### Dataset content
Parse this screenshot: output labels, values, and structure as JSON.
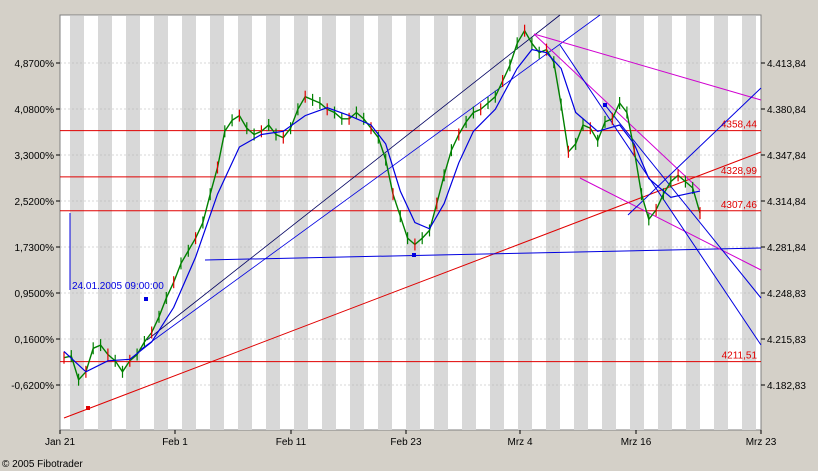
{
  "chart_data": {
    "type": "line",
    "left_axis_ticks": [
      "4,8700%",
      "4,0800%",
      "3,3000%",
      "2,5200%",
      "1,7300%",
      "0,9500%",
      "0,1600%",
      "-0,6200%"
    ],
    "right_axis_ticks": [
      "4.413,84",
      "4.380,84",
      "4.347,84",
      "4.314,84",
      "4.281,84",
      "4.248,83",
      "4.215,83",
      "4.182,83"
    ],
    "x_ticks": [
      "Jan 21",
      "Feb 1",
      "Feb 11",
      "Feb 23",
      "Mrz 4",
      "Mrz 16",
      "Mrz 23"
    ],
    "y_range_right": [
      4168.0,
      4432.0
    ],
    "levels": [
      {
        "label": "4358,44",
        "value": 4358.44
      },
      {
        "label": "4328,99",
        "value": 4328.99
      },
      {
        "label": "4307,46",
        "value": 4307.46
      },
      {
        "label": "4211,51",
        "value": 4211.51
      }
    ],
    "annotation": "24.01.2005 09:00:00",
    "price_series": [
      [
        0,
        4214
      ],
      [
        2,
        4215
      ],
      [
        4,
        4200
      ],
      [
        6,
        4205
      ],
      [
        8,
        4220
      ],
      [
        10,
        4222
      ],
      [
        12,
        4216
      ],
      [
        14,
        4212
      ],
      [
        16,
        4205
      ],
      [
        18,
        4212
      ],
      [
        20,
        4216
      ],
      [
        22,
        4224
      ],
      [
        24,
        4230
      ],
      [
        26,
        4240
      ],
      [
        28,
        4252
      ],
      [
        30,
        4262
      ],
      [
        32,
        4274
      ],
      [
        34,
        4282
      ],
      [
        36,
        4290
      ],
      [
        38,
        4300
      ],
      [
        40,
        4318
      ],
      [
        42,
        4335
      ],
      [
        44,
        4358
      ],
      [
        46,
        4365
      ],
      [
        48,
        4368
      ],
      [
        50,
        4360
      ],
      [
        52,
        4356
      ],
      [
        54,
        4358
      ],
      [
        56,
        4362
      ],
      [
        58,
        4356
      ],
      [
        60,
        4354
      ],
      [
        62,
        4360
      ],
      [
        64,
        4372
      ],
      [
        66,
        4380
      ],
      [
        68,
        4378
      ],
      [
        70,
        4376
      ],
      [
        72,
        4372
      ],
      [
        74,
        4370
      ],
      [
        76,
        4366
      ],
      [
        78,
        4366
      ],
      [
        80,
        4370
      ],
      [
        82,
        4366
      ],
      [
        84,
        4360
      ],
      [
        86,
        4354
      ],
      [
        88,
        4340
      ],
      [
        90,
        4318
      ],
      [
        92,
        4304
      ],
      [
        94,
        4290
      ],
      [
        96,
        4286
      ],
      [
        98,
        4290
      ],
      [
        100,
        4295
      ],
      [
        102,
        4312
      ],
      [
        104,
        4330
      ],
      [
        106,
        4346
      ],
      [
        108,
        4356
      ],
      [
        110,
        4364
      ],
      [
        112,
        4370
      ],
      [
        114,
        4372
      ],
      [
        116,
        4376
      ],
      [
        118,
        4380
      ],
      [
        120,
        4390
      ],
      [
        122,
        4400
      ],
      [
        124,
        4414
      ],
      [
        126,
        4422
      ],
      [
        128,
        4414
      ],
      [
        130,
        4408
      ],
      [
        132,
        4410
      ],
      [
        134,
        4402
      ],
      [
        136,
        4375
      ],
      [
        138,
        4345
      ],
      [
        140,
        4350
      ],
      [
        142,
        4362
      ],
      [
        144,
        4360
      ],
      [
        146,
        4352
      ],
      [
        148,
        4364
      ],
      [
        150,
        4366
      ],
      [
        152,
        4376
      ],
      [
        154,
        4370
      ],
      [
        156,
        4346
      ],
      [
        158,
        4318
      ],
      [
        160,
        4302
      ],
      [
        162,
        4308
      ],
      [
        164,
        4318
      ],
      [
        166,
        4326
      ],
      [
        168,
        4330
      ],
      [
        170,
        4326
      ],
      [
        172,
        4322
      ],
      [
        174,
        4306
      ]
    ],
    "moving_average": [
      [
        0,
        4218
      ],
      [
        6,
        4205
      ],
      [
        12,
        4212
      ],
      [
        18,
        4213
      ],
      [
        24,
        4224
      ],
      [
        30,
        4246
      ],
      [
        36,
        4278
      ],
      [
        42,
        4318
      ],
      [
        48,
        4348
      ],
      [
        54,
        4356
      ],
      [
        60,
        4358
      ],
      [
        66,
        4368
      ],
      [
        72,
        4373
      ],
      [
        78,
        4368
      ],
      [
        84,
        4362
      ],
      [
        88,
        4350
      ],
      [
        92,
        4320
      ],
      [
        96,
        4300
      ],
      [
        100,
        4296
      ],
      [
        104,
        4312
      ],
      [
        108,
        4338
      ],
      [
        112,
        4358
      ],
      [
        118,
        4372
      ],
      [
        124,
        4398
      ],
      [
        128,
        4410
      ],
      [
        132,
        4408
      ],
      [
        136,
        4398
      ],
      [
        140,
        4370
      ],
      [
        146,
        4358
      ],
      [
        152,
        4362
      ],
      [
        156,
        4350
      ],
      [
        160,
        4328
      ],
      [
        166,
        4316
      ],
      [
        170,
        4318
      ],
      [
        174,
        4320
      ]
    ]
  },
  "footer": {
    "copyright": "© 2005 Fibotrader"
  }
}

### Exercise directions
An exact transcription of all the entries is required, without the pictures.

### Final result
Parse this screenshot: output labels, values, and structure as JSON.
{
  "chart_data": {
    "type": "line",
    "left_axis_ticks": [
      "4,8700%",
      "4,0800%",
      "3,3000%",
      "2,5200%",
      "1,7300%",
      "0,9500%",
      "0,1600%",
      "-0,6200%"
    ],
    "right_axis_ticks": [
      "4.413,84",
      "4.380,84",
      "4.347,84",
      "4.314,84",
      "4.281,84",
      "4.248,83",
      "4.215,83",
      "4.182,83"
    ],
    "x_ticks": [
      "Jan 21",
      "Feb 1",
      "Feb 11",
      "Feb 23",
      "Mrz 4",
      "Mrz 16",
      "Mrz 23"
    ],
    "y_range_right": [
      4168.0,
      4432.0
    ],
    "levels": [
      {
        "label": "4358,44",
        "value": 4358.44
      },
      {
        "label": "4328,99",
        "value": 4328.99
      },
      {
        "label": "4307,46",
        "value": 4307.46
      },
      {
        "label": "4211,51",
        "value": 4211.51
      }
    ],
    "annotation": "24.01.2005 09:00:00",
    "price_series": [
      [
        0,
        4214
      ],
      [
        2,
        4215
      ],
      [
        4,
        4200
      ],
      [
        6,
        4205
      ],
      [
        8,
        4220
      ],
      [
        10,
        4222
      ],
      [
        12,
        4216
      ],
      [
        14,
        4212
      ],
      [
        16,
        4205
      ],
      [
        18,
        4212
      ],
      [
        20,
        4216
      ],
      [
        22,
        4224
      ],
      [
        24,
        4230
      ],
      [
        26,
        4240
      ],
      [
        28,
        4252
      ],
      [
        30,
        4262
      ],
      [
        32,
        4274
      ],
      [
        34,
        4282
      ],
      [
        36,
        4290
      ],
      [
        38,
        4300
      ],
      [
        40,
        4318
      ],
      [
        42,
        4335
      ],
      [
        44,
        4358
      ],
      [
        46,
        4365
      ],
      [
        48,
        4368
      ],
      [
        50,
        4360
      ],
      [
        52,
        4356
      ],
      [
        54,
        4358
      ],
      [
        56,
        4362
      ],
      [
        58,
        4356
      ],
      [
        60,
        4354
      ],
      [
        62,
        4360
      ],
      [
        64,
        4372
      ],
      [
        66,
        4380
      ],
      [
        68,
        4378
      ],
      [
        70,
        4376
      ],
      [
        72,
        4372
      ],
      [
        74,
        4370
      ],
      [
        76,
        4366
      ],
      [
        78,
        4366
      ],
      [
        80,
        4370
      ],
      [
        82,
        4366
      ],
      [
        84,
        4360
      ],
      [
        86,
        4354
      ],
      [
        88,
        4340
      ],
      [
        90,
        4318
      ],
      [
        92,
        4304
      ],
      [
        94,
        4290
      ],
      [
        96,
        4286
      ],
      [
        98,
        4290
      ],
      [
        100,
        4295
      ],
      [
        102,
        4312
      ],
      [
        104,
        4330
      ],
      [
        106,
        4346
      ],
      [
        108,
        4356
      ],
      [
        110,
        4364
      ],
      [
        112,
        4370
      ],
      [
        114,
        4372
      ],
      [
        116,
        4376
      ],
      [
        118,
        4380
      ],
      [
        120,
        4390
      ],
      [
        122,
        4400
      ],
      [
        124,
        4414
      ],
      [
        126,
        4422
      ],
      [
        128,
        4414
      ],
      [
        130,
        4408
      ],
      [
        132,
        4410
      ],
      [
        134,
        4402
      ],
      [
        136,
        4375
      ],
      [
        138,
        4345
      ],
      [
        140,
        4350
      ],
      [
        142,
        4362
      ],
      [
        144,
        4360
      ],
      [
        146,
        4352
      ],
      [
        148,
        4364
      ],
      [
        150,
        4366
      ],
      [
        152,
        4376
      ],
      [
        154,
        4370
      ],
      [
        156,
        4346
      ],
      [
        158,
        4318
      ],
      [
        160,
        4302
      ],
      [
        162,
        4308
      ],
      [
        164,
        4318
      ],
      [
        166,
        4326
      ],
      [
        168,
        4330
      ],
      [
        170,
        4326
      ],
      [
        172,
        4322
      ],
      [
        174,
        4306
      ]
    ],
    "moving_average": [
      [
        0,
        4218
      ],
      [
        6,
        4205
      ],
      [
        12,
        4212
      ],
      [
        18,
        4213
      ],
      [
        24,
        4224
      ],
      [
        30,
        4246
      ],
      [
        36,
        4278
      ],
      [
        42,
        4318
      ],
      [
        48,
        4348
      ],
      [
        54,
        4356
      ],
      [
        60,
        4358
      ],
      [
        66,
        4368
      ],
      [
        72,
        4373
      ],
      [
        78,
        4368
      ],
      [
        84,
        4362
      ],
      [
        88,
        4350
      ],
      [
        92,
        4320
      ],
      [
        96,
        4300
      ],
      [
        100,
        4296
      ],
      [
        104,
        4312
      ],
      [
        108,
        4338
      ],
      [
        112,
        4358
      ],
      [
        118,
        4372
      ],
      [
        124,
        4398
      ],
      [
        128,
        4410
      ],
      [
        132,
        4408
      ],
      [
        136,
        4398
      ],
      [
        140,
        4370
      ],
      [
        146,
        4358
      ],
      [
        152,
        4362
      ],
      [
        156,
        4350
      ],
      [
        160,
        4328
      ],
      [
        166,
        4316
      ],
      [
        170,
        4318
      ],
      [
        174,
        4320
      ]
    ]
  },
  "footer": {
    "copyright": "© 2005 Fibotrader"
  }
}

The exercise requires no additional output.